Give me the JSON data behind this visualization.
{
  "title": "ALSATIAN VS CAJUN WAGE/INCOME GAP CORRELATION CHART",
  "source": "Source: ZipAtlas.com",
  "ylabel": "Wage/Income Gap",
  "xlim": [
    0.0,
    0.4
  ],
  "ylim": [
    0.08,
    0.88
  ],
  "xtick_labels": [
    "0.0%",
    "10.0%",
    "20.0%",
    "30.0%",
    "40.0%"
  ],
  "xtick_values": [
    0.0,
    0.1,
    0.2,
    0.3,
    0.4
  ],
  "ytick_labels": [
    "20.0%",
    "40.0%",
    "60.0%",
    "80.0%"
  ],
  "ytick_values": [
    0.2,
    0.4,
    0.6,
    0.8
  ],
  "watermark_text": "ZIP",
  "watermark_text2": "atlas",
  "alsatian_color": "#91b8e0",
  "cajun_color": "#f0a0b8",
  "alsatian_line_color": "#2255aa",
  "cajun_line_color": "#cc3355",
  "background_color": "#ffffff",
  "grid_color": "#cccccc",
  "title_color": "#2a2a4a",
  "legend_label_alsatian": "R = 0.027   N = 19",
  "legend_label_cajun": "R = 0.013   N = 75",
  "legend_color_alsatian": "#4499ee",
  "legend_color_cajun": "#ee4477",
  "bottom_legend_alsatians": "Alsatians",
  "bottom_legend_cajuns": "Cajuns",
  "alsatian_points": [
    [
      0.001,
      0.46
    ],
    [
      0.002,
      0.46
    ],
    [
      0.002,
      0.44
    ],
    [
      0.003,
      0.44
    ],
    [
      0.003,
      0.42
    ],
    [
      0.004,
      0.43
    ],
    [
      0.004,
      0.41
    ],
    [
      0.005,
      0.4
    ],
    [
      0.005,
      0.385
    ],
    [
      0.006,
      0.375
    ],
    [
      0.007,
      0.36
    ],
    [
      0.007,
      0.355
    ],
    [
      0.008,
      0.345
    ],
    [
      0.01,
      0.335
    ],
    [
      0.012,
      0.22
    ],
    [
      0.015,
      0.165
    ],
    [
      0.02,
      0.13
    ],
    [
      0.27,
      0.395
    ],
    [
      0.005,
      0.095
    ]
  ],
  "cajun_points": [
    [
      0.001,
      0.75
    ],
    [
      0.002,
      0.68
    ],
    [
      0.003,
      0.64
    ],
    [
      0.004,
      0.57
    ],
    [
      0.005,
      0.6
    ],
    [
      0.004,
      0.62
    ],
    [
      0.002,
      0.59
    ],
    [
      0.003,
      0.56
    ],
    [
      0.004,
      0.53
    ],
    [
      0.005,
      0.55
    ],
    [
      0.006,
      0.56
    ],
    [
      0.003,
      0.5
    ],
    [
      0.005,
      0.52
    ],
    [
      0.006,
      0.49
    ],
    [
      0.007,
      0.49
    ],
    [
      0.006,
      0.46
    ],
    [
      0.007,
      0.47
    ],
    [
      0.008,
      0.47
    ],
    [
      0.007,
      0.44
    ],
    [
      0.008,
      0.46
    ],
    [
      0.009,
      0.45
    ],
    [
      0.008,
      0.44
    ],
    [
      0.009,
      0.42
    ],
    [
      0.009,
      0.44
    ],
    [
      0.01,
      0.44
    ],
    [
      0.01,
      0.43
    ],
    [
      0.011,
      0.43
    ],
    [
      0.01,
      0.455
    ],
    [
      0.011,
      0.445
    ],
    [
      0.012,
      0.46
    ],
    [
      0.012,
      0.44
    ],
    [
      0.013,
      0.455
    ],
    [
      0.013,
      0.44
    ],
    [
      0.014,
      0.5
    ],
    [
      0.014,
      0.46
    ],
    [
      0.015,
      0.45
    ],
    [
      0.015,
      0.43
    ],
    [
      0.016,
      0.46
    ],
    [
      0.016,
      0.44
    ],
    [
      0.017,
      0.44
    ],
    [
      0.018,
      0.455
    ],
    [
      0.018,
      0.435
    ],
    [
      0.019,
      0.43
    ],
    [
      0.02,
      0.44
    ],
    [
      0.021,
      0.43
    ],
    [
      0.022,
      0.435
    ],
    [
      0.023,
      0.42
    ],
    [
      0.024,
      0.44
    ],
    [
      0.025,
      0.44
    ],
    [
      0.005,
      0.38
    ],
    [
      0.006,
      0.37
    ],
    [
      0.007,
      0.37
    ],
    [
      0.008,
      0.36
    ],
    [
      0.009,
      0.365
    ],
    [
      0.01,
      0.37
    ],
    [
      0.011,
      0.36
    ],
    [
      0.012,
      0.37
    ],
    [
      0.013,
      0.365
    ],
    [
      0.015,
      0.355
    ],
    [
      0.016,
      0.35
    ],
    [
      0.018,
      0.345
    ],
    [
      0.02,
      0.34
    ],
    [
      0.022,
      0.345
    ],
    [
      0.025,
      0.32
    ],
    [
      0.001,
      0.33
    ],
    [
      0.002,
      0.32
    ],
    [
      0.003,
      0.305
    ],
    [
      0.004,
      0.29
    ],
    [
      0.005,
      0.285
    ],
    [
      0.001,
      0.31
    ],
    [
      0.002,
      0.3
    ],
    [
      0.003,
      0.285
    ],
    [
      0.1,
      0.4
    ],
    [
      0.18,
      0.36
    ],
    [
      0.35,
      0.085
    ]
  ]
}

★ ★ ★ ★

**What you are asked to do**
Your task is to transcribe the listing above in full, exactly as given.

**Solved exercise**
Give me the JSON data behind this visualization.
{
  "title": "ALSATIAN VS CAJUN WAGE/INCOME GAP CORRELATION CHART",
  "source": "Source: ZipAtlas.com",
  "ylabel": "Wage/Income Gap",
  "xlim": [
    0.0,
    0.4
  ],
  "ylim": [
    0.08,
    0.88
  ],
  "xtick_labels": [
    "0.0%",
    "10.0%",
    "20.0%",
    "30.0%",
    "40.0%"
  ],
  "xtick_values": [
    0.0,
    0.1,
    0.2,
    0.3,
    0.4
  ],
  "ytick_labels": [
    "20.0%",
    "40.0%",
    "60.0%",
    "80.0%"
  ],
  "ytick_values": [
    0.2,
    0.4,
    0.6,
    0.8
  ],
  "watermark_text": "ZIP",
  "watermark_text2": "atlas",
  "alsatian_color": "#91b8e0",
  "cajun_color": "#f0a0b8",
  "alsatian_line_color": "#2255aa",
  "cajun_line_color": "#cc3355",
  "background_color": "#ffffff",
  "grid_color": "#cccccc",
  "title_color": "#2a2a4a",
  "legend_label_alsatian": "R = 0.027   N = 19",
  "legend_label_cajun": "R = 0.013   N = 75",
  "legend_color_alsatian": "#4499ee",
  "legend_color_cajun": "#ee4477",
  "bottom_legend_alsatians": "Alsatians",
  "bottom_legend_cajuns": "Cajuns",
  "alsatian_points": [
    [
      0.001,
      0.46
    ],
    [
      0.002,
      0.46
    ],
    [
      0.002,
      0.44
    ],
    [
      0.003,
      0.44
    ],
    [
      0.003,
      0.42
    ],
    [
      0.004,
      0.43
    ],
    [
      0.004,
      0.41
    ],
    [
      0.005,
      0.4
    ],
    [
      0.005,
      0.385
    ],
    [
      0.006,
      0.375
    ],
    [
      0.007,
      0.36
    ],
    [
      0.007,
      0.355
    ],
    [
      0.008,
      0.345
    ],
    [
      0.01,
      0.335
    ],
    [
      0.012,
      0.22
    ],
    [
      0.015,
      0.165
    ],
    [
      0.02,
      0.13
    ],
    [
      0.27,
      0.395
    ],
    [
      0.005,
      0.095
    ]
  ],
  "cajun_points": [
    [
      0.001,
      0.75
    ],
    [
      0.002,
      0.68
    ],
    [
      0.003,
      0.64
    ],
    [
      0.004,
      0.57
    ],
    [
      0.005,
      0.6
    ],
    [
      0.004,
      0.62
    ],
    [
      0.002,
      0.59
    ],
    [
      0.003,
      0.56
    ],
    [
      0.004,
      0.53
    ],
    [
      0.005,
      0.55
    ],
    [
      0.006,
      0.56
    ],
    [
      0.003,
      0.5
    ],
    [
      0.005,
      0.52
    ],
    [
      0.006,
      0.49
    ],
    [
      0.007,
      0.49
    ],
    [
      0.006,
      0.46
    ],
    [
      0.007,
      0.47
    ],
    [
      0.008,
      0.47
    ],
    [
      0.007,
      0.44
    ],
    [
      0.008,
      0.46
    ],
    [
      0.009,
      0.45
    ],
    [
      0.008,
      0.44
    ],
    [
      0.009,
      0.42
    ],
    [
      0.009,
      0.44
    ],
    [
      0.01,
      0.44
    ],
    [
      0.01,
      0.43
    ],
    [
      0.011,
      0.43
    ],
    [
      0.01,
      0.455
    ],
    [
      0.011,
      0.445
    ],
    [
      0.012,
      0.46
    ],
    [
      0.012,
      0.44
    ],
    [
      0.013,
      0.455
    ],
    [
      0.013,
      0.44
    ],
    [
      0.014,
      0.5
    ],
    [
      0.014,
      0.46
    ],
    [
      0.015,
      0.45
    ],
    [
      0.015,
      0.43
    ],
    [
      0.016,
      0.46
    ],
    [
      0.016,
      0.44
    ],
    [
      0.017,
      0.44
    ],
    [
      0.018,
      0.455
    ],
    [
      0.018,
      0.435
    ],
    [
      0.019,
      0.43
    ],
    [
      0.02,
      0.44
    ],
    [
      0.021,
      0.43
    ],
    [
      0.022,
      0.435
    ],
    [
      0.023,
      0.42
    ],
    [
      0.024,
      0.44
    ],
    [
      0.025,
      0.44
    ],
    [
      0.005,
      0.38
    ],
    [
      0.006,
      0.37
    ],
    [
      0.007,
      0.37
    ],
    [
      0.008,
      0.36
    ],
    [
      0.009,
      0.365
    ],
    [
      0.01,
      0.37
    ],
    [
      0.011,
      0.36
    ],
    [
      0.012,
      0.37
    ],
    [
      0.013,
      0.365
    ],
    [
      0.015,
      0.355
    ],
    [
      0.016,
      0.35
    ],
    [
      0.018,
      0.345
    ],
    [
      0.02,
      0.34
    ],
    [
      0.022,
      0.345
    ],
    [
      0.025,
      0.32
    ],
    [
      0.001,
      0.33
    ],
    [
      0.002,
      0.32
    ],
    [
      0.003,
      0.305
    ],
    [
      0.004,
      0.29
    ],
    [
      0.005,
      0.285
    ],
    [
      0.001,
      0.31
    ],
    [
      0.002,
      0.3
    ],
    [
      0.003,
      0.285
    ],
    [
      0.1,
      0.4
    ],
    [
      0.18,
      0.36
    ],
    [
      0.35,
      0.085
    ]
  ]
}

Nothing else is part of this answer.